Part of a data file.
━━━━━━

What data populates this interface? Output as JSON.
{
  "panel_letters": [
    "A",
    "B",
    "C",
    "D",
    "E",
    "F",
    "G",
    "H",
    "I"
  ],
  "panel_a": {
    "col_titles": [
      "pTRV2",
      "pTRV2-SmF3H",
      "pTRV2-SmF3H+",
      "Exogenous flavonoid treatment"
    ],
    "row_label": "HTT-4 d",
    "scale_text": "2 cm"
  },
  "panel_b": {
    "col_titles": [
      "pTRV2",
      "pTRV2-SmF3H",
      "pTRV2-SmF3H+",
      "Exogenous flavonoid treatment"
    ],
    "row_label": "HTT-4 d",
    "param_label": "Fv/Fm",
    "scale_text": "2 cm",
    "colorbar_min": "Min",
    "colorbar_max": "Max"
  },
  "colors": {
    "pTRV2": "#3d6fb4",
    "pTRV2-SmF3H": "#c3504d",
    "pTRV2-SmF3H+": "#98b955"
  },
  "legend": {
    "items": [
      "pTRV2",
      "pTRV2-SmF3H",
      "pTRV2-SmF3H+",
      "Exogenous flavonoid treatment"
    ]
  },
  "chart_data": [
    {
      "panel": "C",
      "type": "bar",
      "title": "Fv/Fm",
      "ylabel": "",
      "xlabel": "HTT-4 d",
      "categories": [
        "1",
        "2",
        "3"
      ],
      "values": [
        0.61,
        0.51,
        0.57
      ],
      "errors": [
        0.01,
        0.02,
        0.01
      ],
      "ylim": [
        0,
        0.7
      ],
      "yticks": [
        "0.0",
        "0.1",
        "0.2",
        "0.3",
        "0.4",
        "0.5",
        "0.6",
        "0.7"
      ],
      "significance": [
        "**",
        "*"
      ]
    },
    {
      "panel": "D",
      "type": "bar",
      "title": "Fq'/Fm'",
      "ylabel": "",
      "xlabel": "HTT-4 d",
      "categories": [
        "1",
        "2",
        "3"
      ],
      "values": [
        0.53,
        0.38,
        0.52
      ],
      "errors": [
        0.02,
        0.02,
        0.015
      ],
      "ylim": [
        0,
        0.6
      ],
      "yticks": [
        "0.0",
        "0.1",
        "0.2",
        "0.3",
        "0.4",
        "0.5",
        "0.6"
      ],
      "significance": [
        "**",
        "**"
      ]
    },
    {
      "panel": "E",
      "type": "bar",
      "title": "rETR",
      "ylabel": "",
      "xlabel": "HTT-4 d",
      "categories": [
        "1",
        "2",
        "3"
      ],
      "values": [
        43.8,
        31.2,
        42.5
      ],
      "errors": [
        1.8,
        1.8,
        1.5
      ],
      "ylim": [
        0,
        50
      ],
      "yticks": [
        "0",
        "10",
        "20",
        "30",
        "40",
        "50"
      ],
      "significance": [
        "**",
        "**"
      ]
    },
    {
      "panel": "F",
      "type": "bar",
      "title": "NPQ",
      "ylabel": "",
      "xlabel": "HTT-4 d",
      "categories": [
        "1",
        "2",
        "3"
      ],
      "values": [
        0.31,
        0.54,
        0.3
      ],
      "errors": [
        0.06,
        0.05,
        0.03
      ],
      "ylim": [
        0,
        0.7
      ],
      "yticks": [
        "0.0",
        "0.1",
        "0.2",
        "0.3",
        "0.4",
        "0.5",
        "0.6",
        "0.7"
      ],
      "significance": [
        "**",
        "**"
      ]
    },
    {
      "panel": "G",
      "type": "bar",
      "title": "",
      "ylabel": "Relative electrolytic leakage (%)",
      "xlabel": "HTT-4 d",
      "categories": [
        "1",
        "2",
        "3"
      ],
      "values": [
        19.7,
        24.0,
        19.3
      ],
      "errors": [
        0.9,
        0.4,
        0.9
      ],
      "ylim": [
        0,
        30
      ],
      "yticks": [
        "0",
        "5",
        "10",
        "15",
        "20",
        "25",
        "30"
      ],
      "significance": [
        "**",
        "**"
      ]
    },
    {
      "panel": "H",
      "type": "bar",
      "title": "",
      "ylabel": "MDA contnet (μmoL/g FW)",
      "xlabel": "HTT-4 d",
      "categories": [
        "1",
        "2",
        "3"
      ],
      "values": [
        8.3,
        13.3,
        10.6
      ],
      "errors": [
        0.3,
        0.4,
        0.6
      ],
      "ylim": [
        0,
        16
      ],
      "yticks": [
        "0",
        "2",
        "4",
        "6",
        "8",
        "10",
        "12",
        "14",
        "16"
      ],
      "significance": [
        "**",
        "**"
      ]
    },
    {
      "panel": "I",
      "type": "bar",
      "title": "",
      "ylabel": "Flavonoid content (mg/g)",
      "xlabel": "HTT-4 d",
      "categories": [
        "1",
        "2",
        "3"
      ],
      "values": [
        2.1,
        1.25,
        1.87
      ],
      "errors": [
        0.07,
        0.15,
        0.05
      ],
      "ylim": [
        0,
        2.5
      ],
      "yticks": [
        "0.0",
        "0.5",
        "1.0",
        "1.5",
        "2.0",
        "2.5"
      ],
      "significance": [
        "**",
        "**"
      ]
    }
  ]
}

━━━━━━

What you need to do.
Copy out all of the records shown above exactly.

Solution for this problem.
What data populates this interface? Output as JSON.
{
  "panel_letters": [
    "A",
    "B",
    "C",
    "D",
    "E",
    "F",
    "G",
    "H",
    "I"
  ],
  "panel_a": {
    "col_titles": [
      "pTRV2",
      "pTRV2-SmF3H",
      "pTRV2-SmF3H+",
      "Exogenous flavonoid treatment"
    ],
    "row_label": "HTT-4 d",
    "scale_text": "2 cm"
  },
  "panel_b": {
    "col_titles": [
      "pTRV2",
      "pTRV2-SmF3H",
      "pTRV2-SmF3H+",
      "Exogenous flavonoid treatment"
    ],
    "row_label": "HTT-4 d",
    "param_label": "Fv/Fm",
    "scale_text": "2 cm",
    "colorbar_min": "Min",
    "colorbar_max": "Max"
  },
  "colors": {
    "pTRV2": "#3d6fb4",
    "pTRV2-SmF3H": "#c3504d",
    "pTRV2-SmF3H+": "#98b955"
  },
  "legend": {
    "items": [
      "pTRV2",
      "pTRV2-SmF3H",
      "pTRV2-SmF3H+",
      "Exogenous flavonoid treatment"
    ]
  },
  "chart_data": [
    {
      "panel": "C",
      "type": "bar",
      "title": "Fv/Fm",
      "ylabel": "",
      "xlabel": "HTT-4 d",
      "categories": [
        "1",
        "2",
        "3"
      ],
      "values": [
        0.61,
        0.51,
        0.57
      ],
      "errors": [
        0.01,
        0.02,
        0.01
      ],
      "ylim": [
        0,
        0.7
      ],
      "yticks": [
        "0.0",
        "0.1",
        "0.2",
        "0.3",
        "0.4",
        "0.5",
        "0.6",
        "0.7"
      ],
      "significance": [
        "**",
        "*"
      ]
    },
    {
      "panel": "D",
      "type": "bar",
      "title": "Fq'/Fm'",
      "ylabel": "",
      "xlabel": "HTT-4 d",
      "categories": [
        "1",
        "2",
        "3"
      ],
      "values": [
        0.53,
        0.38,
        0.52
      ],
      "errors": [
        0.02,
        0.02,
        0.015
      ],
      "ylim": [
        0,
        0.6
      ],
      "yticks": [
        "0.0",
        "0.1",
        "0.2",
        "0.3",
        "0.4",
        "0.5",
        "0.6"
      ],
      "significance": [
        "**",
        "**"
      ]
    },
    {
      "panel": "E",
      "type": "bar",
      "title": "rETR",
      "ylabel": "",
      "xlabel": "HTT-4 d",
      "categories": [
        "1",
        "2",
        "3"
      ],
      "values": [
        43.8,
        31.2,
        42.5
      ],
      "errors": [
        1.8,
        1.8,
        1.5
      ],
      "ylim": [
        0,
        50
      ],
      "yticks": [
        "0",
        "10",
        "20",
        "30",
        "40",
        "50"
      ],
      "significance": [
        "**",
        "**"
      ]
    },
    {
      "panel": "F",
      "type": "bar",
      "title": "NPQ",
      "ylabel": "",
      "xlabel": "HTT-4 d",
      "categories": [
        "1",
        "2",
        "3"
      ],
      "values": [
        0.31,
        0.54,
        0.3
      ],
      "errors": [
        0.06,
        0.05,
        0.03
      ],
      "ylim": [
        0,
        0.7
      ],
      "yticks": [
        "0.0",
        "0.1",
        "0.2",
        "0.3",
        "0.4",
        "0.5",
        "0.6",
        "0.7"
      ],
      "significance": [
        "**",
        "**"
      ]
    },
    {
      "panel": "G",
      "type": "bar",
      "title": "",
      "ylabel": "Relative electrolytic leakage (%)",
      "xlabel": "HTT-4 d",
      "categories": [
        "1",
        "2",
        "3"
      ],
      "values": [
        19.7,
        24.0,
        19.3
      ],
      "errors": [
        0.9,
        0.4,
        0.9
      ],
      "ylim": [
        0,
        30
      ],
      "yticks": [
        "0",
        "5",
        "10",
        "15",
        "20",
        "25",
        "30"
      ],
      "significance": [
        "**",
        "**"
      ]
    },
    {
      "panel": "H",
      "type": "bar",
      "title": "",
      "ylabel": "MDA contnet (μmoL/g FW)",
      "xlabel": "HTT-4 d",
      "categories": [
        "1",
        "2",
        "3"
      ],
      "values": [
        8.3,
        13.3,
        10.6
      ],
      "errors": [
        0.3,
        0.4,
        0.6
      ],
      "ylim": [
        0,
        16
      ],
      "yticks": [
        "0",
        "2",
        "4",
        "6",
        "8",
        "10",
        "12",
        "14",
        "16"
      ],
      "significance": [
        "**",
        "**"
      ]
    },
    {
      "panel": "I",
      "type": "bar",
      "title": "",
      "ylabel": "Flavonoid content (mg/g)",
      "xlabel": "HTT-4 d",
      "categories": [
        "1",
        "2",
        "3"
      ],
      "values": [
        2.1,
        1.25,
        1.87
      ],
      "errors": [
        0.07,
        0.15,
        0.05
      ],
      "ylim": [
        0,
        2.5
      ],
      "yticks": [
        "0.0",
        "0.5",
        "1.0",
        "1.5",
        "2.0",
        "2.5"
      ],
      "significance": [
        "**",
        "**"
      ]
    }
  ]
}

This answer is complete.